## OBJECTIVE
Quote all lines below exactly. Images stay out.

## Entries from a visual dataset
========

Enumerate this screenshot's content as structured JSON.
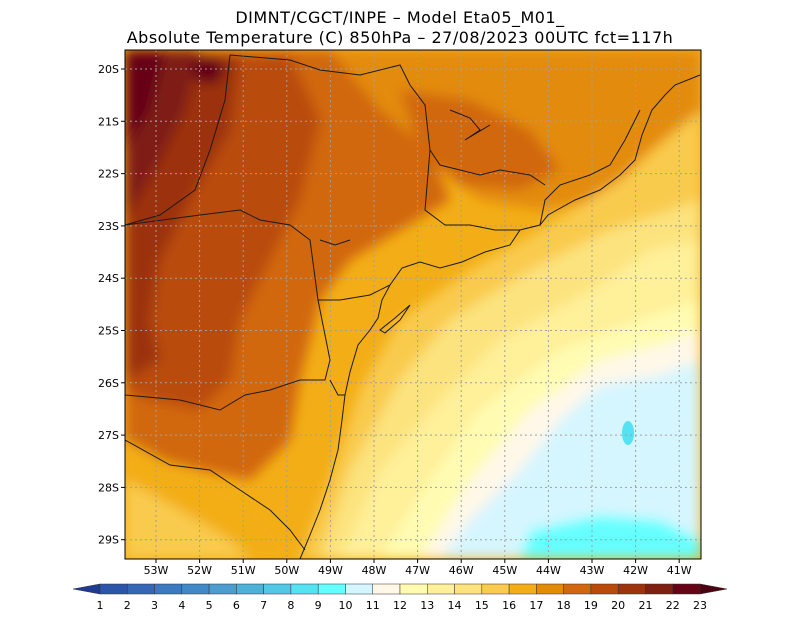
{
  "header": {
    "line1": "DIMNT/CGCT/INPE –  Model Eta05_M01_",
    "line2": "Absolute Temperature (C) 850hPa –  27/08/2023 00UTC fct=117h"
  },
  "axes": {
    "lat_labels": [
      "20S",
      "21S",
      "22S",
      "23S",
      "24S",
      "25S",
      "26S",
      "27S",
      "28S",
      "29S"
    ],
    "lon_labels": [
      "53W",
      "52W",
      "51W",
      "50W",
      "49W",
      "48W",
      "47W",
      "46W",
      "45W",
      "44W",
      "43W",
      "42W",
      "41W"
    ]
  },
  "colorbar": {
    "labels": [
      "1",
      "2",
      "3",
      "4",
      "5",
      "6",
      "7",
      "8",
      "9",
      "10",
      "11",
      "12",
      "13",
      "14",
      "15",
      "16",
      "17",
      "18",
      "19",
      "20",
      "21",
      "22",
      "23"
    ],
    "colors": [
      "#1f3a93",
      "#2a55a8",
      "#3567b5",
      "#3c79c0",
      "#4189c6",
      "#4b9ccf",
      "#4eb1d8",
      "#52c8e6",
      "#55e2f3",
      "#66ffff",
      "#d6f6ff",
      "#fff8e8",
      "#fffcb2",
      "#fff09a",
      "#fce37e",
      "#f9cb4e",
      "#f3ae17",
      "#e38b07",
      "#d16810",
      "#b94b0a",
      "#9c330d",
      "#7f1f12",
      "#660314",
      "#4d0010"
    ]
  }
}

========

## RESULT OF THE EXERCISE
Enumerate this screenshot's content as structured JSON.
{
  "header": {
    "line1": "DIMNT/CGCT/INPE –  Model Eta05_M01_",
    "line2": "Absolute Temperature (C) 850hPa –  27/08/2023 00UTC fct=117h"
  },
  "axes": {
    "lat_labels": [
      "20S",
      "21S",
      "22S",
      "23S",
      "24S",
      "25S",
      "26S",
      "27S",
      "28S",
      "29S"
    ],
    "lon_labels": [
      "53W",
      "52W",
      "51W",
      "50W",
      "49W",
      "48W",
      "47W",
      "46W",
      "45W",
      "44W",
      "43W",
      "42W",
      "41W"
    ]
  },
  "colorbar": {
    "labels": [
      "1",
      "2",
      "3",
      "4",
      "5",
      "6",
      "7",
      "8",
      "9",
      "10",
      "11",
      "12",
      "13",
      "14",
      "15",
      "16",
      "17",
      "18",
      "19",
      "20",
      "21",
      "22",
      "23"
    ],
    "colors": [
      "#1f3a93",
      "#2a55a8",
      "#3567b5",
      "#3c79c0",
      "#4189c6",
      "#4b9ccf",
      "#4eb1d8",
      "#52c8e6",
      "#55e2f3",
      "#66ffff",
      "#d6f6ff",
      "#fff8e8",
      "#fffcb2",
      "#fff09a",
      "#fce37e",
      "#f9cb4e",
      "#f3ae17",
      "#e38b07",
      "#d16810",
      "#b94b0a",
      "#9c330d",
      "#7f1f12",
      "#660314",
      "#4d0010"
    ]
  }
}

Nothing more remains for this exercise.